- **TASK OBJECTIVE**
Say how many lines contain the word "this" and give no other text.

=-=-=

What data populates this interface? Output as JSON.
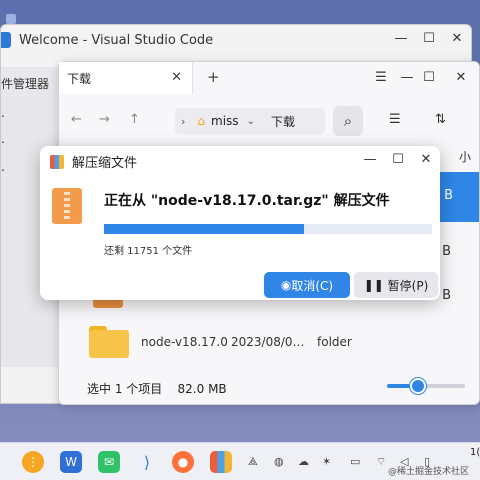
{
  "vscode": {
    "title": "Welcome - Visual Studio Code",
    "sidebar_label": "件管理器",
    "sidebar_dots": [
      ".",
      ".",
      "."
    ],
    "controls": {
      "min": "—",
      "max": "☐",
      "close": "✕"
    }
  },
  "file_manager": {
    "tab_label": "下载",
    "tab_close": "✕",
    "new_tab": "+",
    "controls": {
      "menu": "☰",
      "min": "—",
      "max": "☐",
      "close": "✕"
    },
    "nav": {
      "back": "←",
      "forward": "→",
      "up": "↑"
    },
    "breadcrumb": {
      "home": "miss",
      "current": "下载"
    },
    "search_icon": "⌕",
    "view_icons": {
      "list": "☰",
      "sort": "⇅"
    },
    "size_header": "小",
    "size_unit_partial": "B",
    "rows": [
      {
        "name": "node-v18.17.0",
        "date": "2023/08/0…",
        "type": "folder"
      }
    ],
    "status": {
      "selected": "选中 1 个项目",
      "size": "82.0 MB"
    },
    "zoom_fraction": 0.4
  },
  "dialog": {
    "title": "解压缩文件",
    "controls": {
      "min": "—",
      "max": "☐",
      "close": "✕"
    },
    "message": "正在从 \"node-v18.17.0.tar.gz\" 解压文件",
    "progress_fraction": 0.61,
    "remaining": "还剩 11751 个文件",
    "cancel_label": "取消(C)",
    "pause_label": "暂停(P)"
  },
  "taskbar": {
    "apps": [
      "launcher",
      "wps",
      "wechat",
      "vscode",
      "firefox",
      "archive"
    ],
    "clock": "1(",
    "watermark": "@稀土掘金技术社区"
  },
  "colors": {
    "accent": "#2f86e6",
    "folder": "#f7c44a"
  }
}
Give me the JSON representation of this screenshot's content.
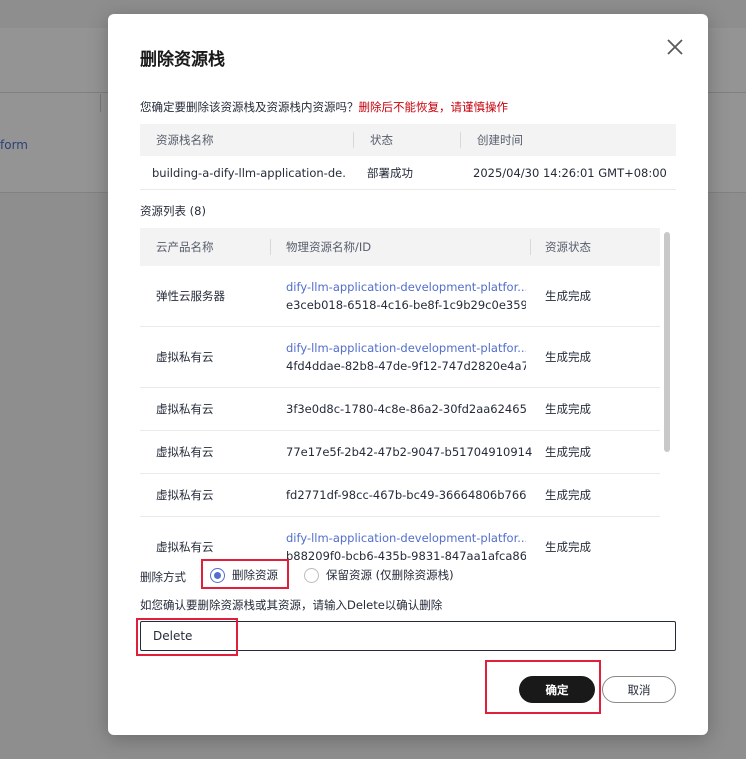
{
  "background": {
    "partial_link": "form"
  },
  "dialog": {
    "title": "删除资源栈",
    "confirm_question": "您确定要删除该资源栈及资源栈内资源吗？",
    "warning": "删除后不能恢复，请谨慎操作",
    "stack_table": {
      "headers": [
        "资源栈名称",
        "状态",
        "创建时间"
      ],
      "row": {
        "name": "building-a-dify-llm-application-de...",
        "status": "部署成功",
        "created": "2025/04/30 14:26:01 GMT+08:00"
      }
    },
    "resource_list_label": "资源列表 (8)",
    "resource_table": {
      "headers": [
        "云产品名称",
        "物理资源名称/ID",
        "资源状态"
      ],
      "rows": [
        {
          "product": "弹性云服务器",
          "name": "dify-llm-application-development-platfor...",
          "id": "e3ceb018-6518-4c16-be8f-1c9b29c0e359",
          "status": "生成完成"
        },
        {
          "product": "虚拟私有云",
          "name": "dify-llm-application-development-platfor...",
          "id": "4fd4ddae-82b8-47de-9f12-747d2820e4a7",
          "status": "生成完成"
        },
        {
          "product": "虚拟私有云",
          "id": "3f3e0d8c-1780-4c8e-86a2-30fd2aa62465",
          "status": "生成完成"
        },
        {
          "product": "虚拟私有云",
          "id": "77e17e5f-2b42-47b2-9047-b51704910914",
          "status": "生成完成"
        },
        {
          "product": "虚拟私有云",
          "id": "fd2771df-98cc-467b-bc49-36664806b766",
          "status": "生成完成"
        },
        {
          "product": "虚拟私有云",
          "name": "dify-llm-application-development-platfor...",
          "id": "b88209f0-bcb6-435b-9831-847aa1afca86",
          "status": "生成完成"
        }
      ]
    },
    "delete_mode": {
      "label": "删除方式",
      "option_delete": "删除资源",
      "option_keep": "保留资源 (仅删除资源栈)"
    },
    "confirm_hint": "如您确认要删除资源栈或其资源，请输入Delete以确认删除",
    "confirm_input_value": "Delete",
    "ok_label": "确定",
    "cancel_label": "取消"
  },
  "colors": {
    "accent": "#526ecc",
    "warning": "#c7000b",
    "annotation": "#e0203a",
    "primary_button": "#191919"
  }
}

=-=-=

- **ANSWER TO THE EXERCISE**
2